[WORK TO COMPLETE] Look below and pull out each line with the word "Forecast".

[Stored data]
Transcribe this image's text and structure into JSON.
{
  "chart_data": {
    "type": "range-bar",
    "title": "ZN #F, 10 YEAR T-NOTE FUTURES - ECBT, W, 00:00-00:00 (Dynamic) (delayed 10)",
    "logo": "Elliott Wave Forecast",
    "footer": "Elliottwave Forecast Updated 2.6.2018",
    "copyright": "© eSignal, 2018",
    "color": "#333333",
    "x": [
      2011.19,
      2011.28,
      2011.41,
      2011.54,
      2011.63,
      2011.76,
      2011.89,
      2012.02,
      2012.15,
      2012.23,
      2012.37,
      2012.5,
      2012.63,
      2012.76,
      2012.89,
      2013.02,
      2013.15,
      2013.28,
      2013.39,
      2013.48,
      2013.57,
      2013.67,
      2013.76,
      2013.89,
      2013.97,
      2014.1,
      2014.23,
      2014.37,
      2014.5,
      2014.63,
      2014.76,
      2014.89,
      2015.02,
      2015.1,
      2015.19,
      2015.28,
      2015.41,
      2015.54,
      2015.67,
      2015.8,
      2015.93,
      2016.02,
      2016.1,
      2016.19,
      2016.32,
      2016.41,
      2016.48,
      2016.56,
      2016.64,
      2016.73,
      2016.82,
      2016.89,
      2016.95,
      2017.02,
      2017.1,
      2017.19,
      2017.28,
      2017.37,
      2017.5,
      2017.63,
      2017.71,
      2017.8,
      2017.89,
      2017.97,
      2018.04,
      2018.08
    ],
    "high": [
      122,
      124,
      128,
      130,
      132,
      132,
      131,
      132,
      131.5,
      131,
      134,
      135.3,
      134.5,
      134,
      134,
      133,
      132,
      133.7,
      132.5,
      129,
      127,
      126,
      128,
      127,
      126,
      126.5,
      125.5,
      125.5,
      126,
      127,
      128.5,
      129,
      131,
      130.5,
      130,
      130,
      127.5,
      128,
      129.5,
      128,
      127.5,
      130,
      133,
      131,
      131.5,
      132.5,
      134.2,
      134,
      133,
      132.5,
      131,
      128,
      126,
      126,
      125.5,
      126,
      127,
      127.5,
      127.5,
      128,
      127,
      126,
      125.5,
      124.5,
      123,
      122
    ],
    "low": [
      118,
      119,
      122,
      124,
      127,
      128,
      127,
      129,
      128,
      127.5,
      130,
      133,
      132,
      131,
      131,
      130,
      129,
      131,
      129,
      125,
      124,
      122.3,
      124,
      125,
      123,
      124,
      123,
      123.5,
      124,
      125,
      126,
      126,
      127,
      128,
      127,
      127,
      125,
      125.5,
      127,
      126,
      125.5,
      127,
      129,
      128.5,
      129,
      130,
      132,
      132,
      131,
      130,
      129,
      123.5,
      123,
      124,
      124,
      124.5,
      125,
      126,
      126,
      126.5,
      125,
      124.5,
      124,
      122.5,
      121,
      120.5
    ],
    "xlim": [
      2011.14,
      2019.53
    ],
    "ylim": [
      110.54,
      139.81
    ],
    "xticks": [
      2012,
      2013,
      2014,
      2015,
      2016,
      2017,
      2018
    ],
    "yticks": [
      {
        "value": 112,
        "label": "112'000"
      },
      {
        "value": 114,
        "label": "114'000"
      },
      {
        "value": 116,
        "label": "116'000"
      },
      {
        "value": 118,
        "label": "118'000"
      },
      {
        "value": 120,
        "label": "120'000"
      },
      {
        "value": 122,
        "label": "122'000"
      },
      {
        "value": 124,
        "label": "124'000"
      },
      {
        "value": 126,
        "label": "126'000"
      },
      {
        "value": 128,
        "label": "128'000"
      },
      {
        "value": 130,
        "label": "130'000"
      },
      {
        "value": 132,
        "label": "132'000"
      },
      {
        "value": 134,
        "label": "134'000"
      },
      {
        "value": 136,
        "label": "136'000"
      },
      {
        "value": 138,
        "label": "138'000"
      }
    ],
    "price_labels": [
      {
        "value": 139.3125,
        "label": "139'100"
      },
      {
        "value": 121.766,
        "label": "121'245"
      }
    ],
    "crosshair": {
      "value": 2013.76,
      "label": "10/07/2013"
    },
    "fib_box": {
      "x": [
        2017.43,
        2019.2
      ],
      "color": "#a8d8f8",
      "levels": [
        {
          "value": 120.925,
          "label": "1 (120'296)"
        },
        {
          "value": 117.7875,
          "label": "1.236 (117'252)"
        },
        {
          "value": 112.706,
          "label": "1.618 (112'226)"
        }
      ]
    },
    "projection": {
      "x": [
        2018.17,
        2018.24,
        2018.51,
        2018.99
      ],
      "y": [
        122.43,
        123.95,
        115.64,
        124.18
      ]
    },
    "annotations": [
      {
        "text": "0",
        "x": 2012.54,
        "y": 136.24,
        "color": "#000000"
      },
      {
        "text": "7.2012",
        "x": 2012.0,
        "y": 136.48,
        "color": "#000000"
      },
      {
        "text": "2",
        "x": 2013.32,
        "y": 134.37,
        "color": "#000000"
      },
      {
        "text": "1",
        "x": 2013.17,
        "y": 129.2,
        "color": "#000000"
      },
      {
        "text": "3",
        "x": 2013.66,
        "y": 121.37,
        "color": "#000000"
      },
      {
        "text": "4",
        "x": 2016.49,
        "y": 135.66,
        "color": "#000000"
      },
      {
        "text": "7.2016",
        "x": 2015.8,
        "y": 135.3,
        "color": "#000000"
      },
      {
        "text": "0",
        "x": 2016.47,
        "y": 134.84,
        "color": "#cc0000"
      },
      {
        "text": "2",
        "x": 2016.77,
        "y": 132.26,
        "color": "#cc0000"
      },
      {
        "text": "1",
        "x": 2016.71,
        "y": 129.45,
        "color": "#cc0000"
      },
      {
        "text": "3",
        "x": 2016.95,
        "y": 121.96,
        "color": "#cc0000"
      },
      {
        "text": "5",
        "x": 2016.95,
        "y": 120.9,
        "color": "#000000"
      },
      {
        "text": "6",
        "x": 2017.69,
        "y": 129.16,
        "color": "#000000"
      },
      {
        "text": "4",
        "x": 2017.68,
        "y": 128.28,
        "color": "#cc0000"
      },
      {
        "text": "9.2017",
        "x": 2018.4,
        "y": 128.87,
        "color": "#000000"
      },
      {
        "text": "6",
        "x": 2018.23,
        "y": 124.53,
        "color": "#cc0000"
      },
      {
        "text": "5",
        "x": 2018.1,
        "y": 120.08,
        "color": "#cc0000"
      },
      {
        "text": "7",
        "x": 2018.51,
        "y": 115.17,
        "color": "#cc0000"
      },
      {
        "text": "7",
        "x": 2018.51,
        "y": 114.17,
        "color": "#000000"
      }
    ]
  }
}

[SOLUTION FOR THIS EXERCISE]
    "logo": "Elliott Wave Forecast",
    "footer": "Elliottwave Forecast Updated 2.6.2018",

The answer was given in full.